<<<<

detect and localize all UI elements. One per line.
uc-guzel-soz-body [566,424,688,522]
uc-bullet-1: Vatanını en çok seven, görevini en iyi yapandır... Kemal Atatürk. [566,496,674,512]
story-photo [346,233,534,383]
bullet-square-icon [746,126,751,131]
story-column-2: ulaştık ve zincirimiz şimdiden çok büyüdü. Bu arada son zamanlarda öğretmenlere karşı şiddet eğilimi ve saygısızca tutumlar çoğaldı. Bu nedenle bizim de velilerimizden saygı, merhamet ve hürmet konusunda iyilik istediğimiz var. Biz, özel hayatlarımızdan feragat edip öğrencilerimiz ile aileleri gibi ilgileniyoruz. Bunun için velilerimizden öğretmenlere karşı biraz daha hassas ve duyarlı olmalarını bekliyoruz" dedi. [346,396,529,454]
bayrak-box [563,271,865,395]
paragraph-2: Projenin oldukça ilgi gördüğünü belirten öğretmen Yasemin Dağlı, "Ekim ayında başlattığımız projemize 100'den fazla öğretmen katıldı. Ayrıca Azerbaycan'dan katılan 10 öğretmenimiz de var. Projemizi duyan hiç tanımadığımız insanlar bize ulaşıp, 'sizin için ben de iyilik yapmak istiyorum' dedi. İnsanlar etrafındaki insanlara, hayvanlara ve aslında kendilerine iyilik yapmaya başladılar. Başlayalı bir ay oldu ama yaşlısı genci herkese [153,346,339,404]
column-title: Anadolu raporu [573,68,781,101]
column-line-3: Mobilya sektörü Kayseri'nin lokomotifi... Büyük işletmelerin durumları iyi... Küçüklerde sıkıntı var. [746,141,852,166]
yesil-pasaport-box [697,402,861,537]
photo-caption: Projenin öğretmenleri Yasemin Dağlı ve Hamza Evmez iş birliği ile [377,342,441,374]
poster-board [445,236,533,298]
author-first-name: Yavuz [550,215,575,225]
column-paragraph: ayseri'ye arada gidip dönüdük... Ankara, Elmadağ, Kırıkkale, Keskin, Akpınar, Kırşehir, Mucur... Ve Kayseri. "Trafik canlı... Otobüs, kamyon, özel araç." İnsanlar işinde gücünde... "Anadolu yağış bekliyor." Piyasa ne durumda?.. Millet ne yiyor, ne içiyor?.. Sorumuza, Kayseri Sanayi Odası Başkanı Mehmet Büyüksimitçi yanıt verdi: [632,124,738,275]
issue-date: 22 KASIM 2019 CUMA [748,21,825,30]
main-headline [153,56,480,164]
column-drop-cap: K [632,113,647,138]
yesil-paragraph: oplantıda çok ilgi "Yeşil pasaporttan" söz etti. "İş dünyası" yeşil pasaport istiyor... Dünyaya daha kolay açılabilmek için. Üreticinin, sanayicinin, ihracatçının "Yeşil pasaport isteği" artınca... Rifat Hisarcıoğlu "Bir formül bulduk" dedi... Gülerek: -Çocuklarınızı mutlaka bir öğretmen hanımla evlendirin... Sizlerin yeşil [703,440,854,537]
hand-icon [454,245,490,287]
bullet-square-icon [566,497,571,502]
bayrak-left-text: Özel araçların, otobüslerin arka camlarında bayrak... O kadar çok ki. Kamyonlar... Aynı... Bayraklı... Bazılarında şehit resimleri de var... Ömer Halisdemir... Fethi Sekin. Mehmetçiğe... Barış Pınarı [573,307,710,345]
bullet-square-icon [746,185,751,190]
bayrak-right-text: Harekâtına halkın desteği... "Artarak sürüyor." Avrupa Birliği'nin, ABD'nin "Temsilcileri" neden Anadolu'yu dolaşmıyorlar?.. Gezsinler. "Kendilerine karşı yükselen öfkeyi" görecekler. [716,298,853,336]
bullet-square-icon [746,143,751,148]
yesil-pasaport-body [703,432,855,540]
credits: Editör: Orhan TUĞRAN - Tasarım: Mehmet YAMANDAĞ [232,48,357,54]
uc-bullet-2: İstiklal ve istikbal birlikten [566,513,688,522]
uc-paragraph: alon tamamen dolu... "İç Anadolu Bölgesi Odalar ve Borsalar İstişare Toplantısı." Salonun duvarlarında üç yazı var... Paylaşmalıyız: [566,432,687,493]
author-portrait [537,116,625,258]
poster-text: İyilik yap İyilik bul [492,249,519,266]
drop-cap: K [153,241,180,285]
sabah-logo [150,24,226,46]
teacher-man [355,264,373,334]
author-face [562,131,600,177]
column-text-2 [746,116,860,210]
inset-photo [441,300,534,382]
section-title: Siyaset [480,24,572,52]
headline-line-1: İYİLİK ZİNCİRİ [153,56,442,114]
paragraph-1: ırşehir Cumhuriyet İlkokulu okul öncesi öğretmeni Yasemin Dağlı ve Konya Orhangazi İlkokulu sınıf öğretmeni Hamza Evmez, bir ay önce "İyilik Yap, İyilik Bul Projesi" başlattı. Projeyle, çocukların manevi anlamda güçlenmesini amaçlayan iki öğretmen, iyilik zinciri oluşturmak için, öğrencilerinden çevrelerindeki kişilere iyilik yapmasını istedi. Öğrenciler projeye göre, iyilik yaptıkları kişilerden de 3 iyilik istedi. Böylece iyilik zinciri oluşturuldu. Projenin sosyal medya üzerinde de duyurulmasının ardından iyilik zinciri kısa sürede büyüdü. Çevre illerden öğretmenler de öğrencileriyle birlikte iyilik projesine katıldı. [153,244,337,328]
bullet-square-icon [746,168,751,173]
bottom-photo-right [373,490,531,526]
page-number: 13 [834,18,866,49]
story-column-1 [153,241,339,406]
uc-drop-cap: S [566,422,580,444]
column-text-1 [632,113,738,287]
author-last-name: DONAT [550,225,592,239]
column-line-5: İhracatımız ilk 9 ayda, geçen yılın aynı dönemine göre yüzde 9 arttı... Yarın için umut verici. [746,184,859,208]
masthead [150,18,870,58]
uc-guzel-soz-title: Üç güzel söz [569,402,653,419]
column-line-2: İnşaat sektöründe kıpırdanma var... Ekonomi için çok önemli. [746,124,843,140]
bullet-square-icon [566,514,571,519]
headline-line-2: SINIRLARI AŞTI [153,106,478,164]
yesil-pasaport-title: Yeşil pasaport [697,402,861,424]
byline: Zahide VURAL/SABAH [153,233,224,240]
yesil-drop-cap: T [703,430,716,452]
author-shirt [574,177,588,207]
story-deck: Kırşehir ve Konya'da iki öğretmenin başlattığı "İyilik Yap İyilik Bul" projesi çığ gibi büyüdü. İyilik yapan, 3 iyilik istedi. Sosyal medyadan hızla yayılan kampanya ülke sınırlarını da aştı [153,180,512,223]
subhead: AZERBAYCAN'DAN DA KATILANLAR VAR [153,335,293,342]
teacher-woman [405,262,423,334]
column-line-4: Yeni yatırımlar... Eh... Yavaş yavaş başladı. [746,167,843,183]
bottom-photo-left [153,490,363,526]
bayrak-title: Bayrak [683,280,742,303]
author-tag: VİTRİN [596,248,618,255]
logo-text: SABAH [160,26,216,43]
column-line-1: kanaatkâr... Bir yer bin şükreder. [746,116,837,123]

>>>>

What the task requires — Copy every row above word for word, changing nothing.

Full output —
detect and localize all UI elements. One per line.
uc-guzel-soz-body [566,424,688,522]
uc-bullet-1: Vatanını en çok seven, görevini en iyi yapandır... Kemal Atatürk. [566,496,674,512]
story-photo [346,233,534,383]
bullet-square-icon [746,126,751,131]
story-column-2: ulaştık ve zincirimiz şimdiden çok büyüdü. Bu arada son zamanlarda öğretmenlere karşı şiddet eğilimi ve saygısızca tutumlar çoğaldı. Bu nedenle bizim de velilerimizden saygı, merhamet ve hürmet konusunda iyilik istediğimiz var. Biz, özel hayatlarımızdan feragat edip öğrencilerimiz ile aileleri gibi ilgileniyoruz. Bunun için velilerimizden öğretmenlere karşı biraz daha hassas ve duyarlı olmalarını bekliyoruz" dedi. [346,396,529,454]
bayrak-box [563,271,865,395]
paragraph-2: Projenin oldukça ilgi gördüğünü belirten öğretmen Yasemin Dağlı, "Ekim ayında başlattığımız projemize 100'den fazla öğretmen katıldı. Ayrıca Azerbaycan'dan katılan 10 öğretmenimiz de var. Projemizi duyan hiç tanımadığımız insanlar bize ulaşıp, 'sizin için ben de iyilik yapmak istiyorum' dedi. İnsanlar etrafındaki insanlara, hayvanlara ve aslında kendilerine iyilik yapmaya başladılar. Başlayalı bir ay oldu ama yaşlısı genci herkese [153,346,339,404]
column-title: Anadolu raporu [573,68,781,101]
column-line-3: Mobilya sektörü Kayseri'nin lokomotifi... Büyük işletmelerin durumları iyi... Küçüklerde sıkıntı var. [746,141,852,166]
yesil-pasaport-box [697,402,861,537]
photo-caption: Projenin öğretmenleri Yasemin Dağlı ve Hamza Evmez iş birliği ile [377,342,441,374]
poster-board [445,236,533,298]
author-first-name: Yavuz [550,215,575,225]
column-paragraph: ayseri'ye arada gidip dönüdük... Ankara, Elmadağ, Kırıkkale, Keskin, Akpınar, Kırşehir, Mucur... Ve Kayseri. "Trafik canlı... Otobüs, kamyon, özel araç." İnsanlar işinde gücünde... "Anadolu yağış bekliyor." Piyasa ne durumda?.. Millet ne yiyor, ne içiyor?.. Sorumuza, Kayseri Sanayi Odası Başkanı Mehmet Büyüksimitçi yanıt verdi: [632,124,738,275]
issue-date: 22 KASIM 2019 CUMA [748,21,825,30]
main-headline [153,56,480,164]
column-drop-cap: K [632,113,647,138]
yesil-paragraph: oplantıda çok ilgi "Yeşil pasaporttan" söz etti. "İş dünyası" yeşil pasaport istiyor... Dünyaya daha kolay açılabilmek için. Üreticinin, sanayicinin, ihracatçının "Yeşil pasaport isteği" artınca... Rifat Hisarcıoğlu "Bir formül bulduk" dedi... Gülerek: -Çocuklarınızı mutlaka bir öğretmen hanımla evlendirin... Sizlerin yeşil [703,440,854,537]
hand-icon [454,245,490,287]
bullet-square-icon [566,497,571,502]
bayrak-left-text: Özel araçların, otobüslerin arka camlarında bayrak... O kadar çok ki. Kamyonlar... Aynı... Bayraklı... Bazılarında şehit resimleri de var... Ömer Halisdemir... Fethi Sekin. Mehmetçiğe... Barış Pınarı [573,307,710,345]
bullet-square-icon [746,185,751,190]
bayrak-right-text: Harekâtına halkın desteği... "Artarak sürüyor." Avrupa Birliği'nin, ABD'nin "Temsilcileri" neden Anadolu'yu dolaşmıyorlar?.. Gezsinler. "Kendilerine karşı yükselen öfkeyi" görecekler. [716,298,853,336]
bullet-square-icon [746,143,751,148]
yesil-pasaport-body [703,432,855,540]
credits: Editör: Orhan TUĞRAN - Tasarım: Mehmet YAMANDAĞ [232,48,357,54]
uc-bullet-2: İstiklal ve istikbal birlikten [566,513,688,522]
uc-paragraph: alon tamamen dolu... "İç Anadolu Bölgesi Odalar ve Borsalar İstişare Toplantısı." Salonun duvarlarında üç yazı var... Paylaşmalıyız: [566,432,687,493]
author-portrait [537,116,625,258]
poster-text: İyilik yap İyilik bul [492,249,519,266]
drop-cap: K [153,241,180,285]
sabah-logo [150,24,226,46]
teacher-man [355,264,373,334]
author-face [562,131,600,177]
column-text-2 [746,116,860,210]
inset-photo [441,300,534,382]
section-title: Siyaset [480,24,572,52]
headline-line-1: İYİLİK ZİNCİRİ [153,56,442,114]
paragraph-1: ırşehir Cumhuriyet İlkokulu okul öncesi öğretmeni Yasemin Dağlı ve Konya Orhangazi İlkokulu sınıf öğretmeni Hamza Evmez, bir ay önce "İyilik Yap, İyilik Bul Projesi" başlattı. Projeyle, çocukların manevi anlamda güçlenmesini amaçlayan iki öğretmen, iyilik zinciri oluşturmak için, öğrencilerinden çevrelerindeki kişilere iyilik yapmasını istedi. Öğrenciler projeye göre, iyilik yaptıkları kişilerden de 3 iyilik istedi. Böylece iyilik zinciri oluşturuldu. Projenin sosyal medya üzerinde de duyurulmasının ardından iyilik zinciri kısa sürede büyüdü. Çevre illerden öğretmenler de öğrencileriyle birlikte iyilik projesine katıldı. [153,244,337,328]
bullet-square-icon [746,168,751,173]
bottom-photo-right [373,490,531,526]
page-number: 13 [834,18,866,49]
story-column-1 [153,241,339,406]
uc-drop-cap: S [566,422,580,444]
column-text-1 [632,113,738,287]
author-last-name: DONAT [550,225,592,239]
column-line-5: İhracatımız ilk 9 ayda, geçen yılın aynı dönemine göre yüzde 9 arttı... Yarın için umut verici. [746,184,859,208]
masthead [150,18,870,58]
uc-guzel-soz-title: Üç güzel söz [569,402,653,419]
column-line-2: İnşaat sektöründe kıpırdanma var... Ekonomi için çok önemli. [746,124,843,140]
bullet-square-icon [566,514,571,519]
headline-line-2: SINIRLARI AŞTI [153,106,478,164]
yesil-pasaport-title: Yeşil pasaport [697,402,861,424]
byline: Zahide VURAL/SABAH [153,233,224,240]
yesil-drop-cap: T [703,430,716,452]
author-shirt [574,177,588,207]
story-deck: Kırşehir ve Konya'da iki öğretmenin başlattığı "İyilik Yap İyilik Bul" projesi çığ gibi büyüdü. İyilik yapan, 3 iyilik istedi. Sosyal medyadan hızla yayılan kampanya ülke sınırlarını da aştı [153,180,512,223]
subhead: AZERBAYCAN'DAN DA KATILANLAR VAR [153,335,293,342]
teacher-woman [405,262,423,334]
column-line-4: Yeni yatırımlar... Eh... Yavaş yavaş başladı. [746,167,843,183]
bottom-photo-left [153,490,363,526]
bayrak-title: Bayrak [683,280,742,303]
author-tag: VİTRİN [596,248,618,255]
logo-text: SABAH [160,26,216,43]
column-line-1: kanaatkâr... Bir yer bin şükreder. [746,116,837,123]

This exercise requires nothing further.